*Aim of the task:*
Reproduce all of the data that follows, character for character.

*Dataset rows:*
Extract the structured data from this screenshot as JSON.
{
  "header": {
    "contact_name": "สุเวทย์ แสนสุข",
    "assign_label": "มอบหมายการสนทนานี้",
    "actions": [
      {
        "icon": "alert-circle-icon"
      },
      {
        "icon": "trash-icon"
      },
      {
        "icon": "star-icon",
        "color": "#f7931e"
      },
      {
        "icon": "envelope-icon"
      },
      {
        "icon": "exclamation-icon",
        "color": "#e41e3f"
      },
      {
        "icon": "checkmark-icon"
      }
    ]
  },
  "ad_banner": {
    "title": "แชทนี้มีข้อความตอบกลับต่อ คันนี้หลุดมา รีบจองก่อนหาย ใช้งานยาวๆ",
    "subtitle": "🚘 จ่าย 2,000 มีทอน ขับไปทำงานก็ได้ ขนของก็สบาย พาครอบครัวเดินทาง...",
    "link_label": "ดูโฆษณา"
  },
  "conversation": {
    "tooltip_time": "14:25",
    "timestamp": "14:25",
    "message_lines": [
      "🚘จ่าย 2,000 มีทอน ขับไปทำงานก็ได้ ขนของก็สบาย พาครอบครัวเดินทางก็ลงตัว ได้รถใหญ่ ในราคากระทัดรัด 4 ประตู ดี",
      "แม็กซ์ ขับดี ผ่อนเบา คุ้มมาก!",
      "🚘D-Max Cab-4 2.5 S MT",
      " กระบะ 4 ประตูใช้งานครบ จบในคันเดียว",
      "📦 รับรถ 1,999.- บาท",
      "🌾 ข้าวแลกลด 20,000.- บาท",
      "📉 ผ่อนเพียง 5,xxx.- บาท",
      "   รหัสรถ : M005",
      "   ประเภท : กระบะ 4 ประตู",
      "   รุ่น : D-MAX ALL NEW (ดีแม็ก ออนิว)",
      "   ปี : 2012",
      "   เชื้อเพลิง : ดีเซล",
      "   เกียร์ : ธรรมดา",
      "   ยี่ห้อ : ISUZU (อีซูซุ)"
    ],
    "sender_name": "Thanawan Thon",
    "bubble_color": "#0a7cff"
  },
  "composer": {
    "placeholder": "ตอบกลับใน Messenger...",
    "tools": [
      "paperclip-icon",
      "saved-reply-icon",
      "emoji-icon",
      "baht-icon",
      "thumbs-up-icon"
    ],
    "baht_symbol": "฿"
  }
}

*Complete response:*
Extract the structured data from this screenshot as JSON.
{
  "header": {
    "contact_name": "สุเวทย์ แสนสุข",
    "assign_label": "มอบหมายการสนทนานี้",
    "actions": [
      {
        "icon": "alert-circle-icon"
      },
      {
        "icon": "trash-icon"
      },
      {
        "icon": "star-icon",
        "color": "#f7931e"
      },
      {
        "icon": "envelope-icon"
      },
      {
        "icon": "exclamation-icon",
        "color": "#e41e3f"
      },
      {
        "icon": "checkmark-icon"
      }
    ]
  },
  "ad_banner": {
    "title": "แชทนี้มีข้อความตอบกลับต่อ คันนี้หลุดมา รีบจองก่อนหาย ใช้งานยาวๆ",
    "subtitle": "🚘 จ่าย 2,000 มีทอน ขับไปทำงานก็ได้ ขนของก็สบาย พาครอบครัวเดินทาง...",
    "link_label": "ดูโฆษณา"
  },
  "conversation": {
    "tooltip_time": "14:25",
    "timestamp": "14:25",
    "message_lines": [
      "🚘จ่าย 2,000 มีทอน ขับไปทำงานก็ได้ ขนของก็สบาย พาครอบครัวเดินทางก็ลงตัว ได้รถใหญ่ ในราคากระทัดรัด 4 ประตู ดี",
      "แม็กซ์ ขับดี ผ่อนเบา คุ้มมาก!",
      "🚘D-Max Cab-4 2.5 S MT",
      " กระบะ 4 ประตูใช้งานครบ จบในคันเดียว",
      "📦 รับรถ 1,999.- บาท",
      "🌾 ข้าวแลกลด 20,000.- บาท",
      "📉 ผ่อนเพียง 5,xxx.- บาท",
      "   รหัสรถ : M005",
      "   ประเภท : กระบะ 4 ประตู",
      "   รุ่น : D-MAX ALL NEW (ดีแม็ก ออนิว)",
      "   ปี : 2012",
      "   เชื้อเพลิง : ดีเซล",
      "   เกียร์ : ธรรมดา",
      "   ยี่ห้อ : ISUZU (อีซูซุ)"
    ],
    "sender_name": "Thanawan Thon",
    "bubble_color": "#0a7cff"
  },
  "composer": {
    "placeholder": "ตอบกลับใน Messenger...",
    "tools": [
      "paperclip-icon",
      "saved-reply-icon",
      "emoji-icon",
      "baht-icon",
      "thumbs-up-icon"
    ],
    "baht_symbol": "฿"
  }
}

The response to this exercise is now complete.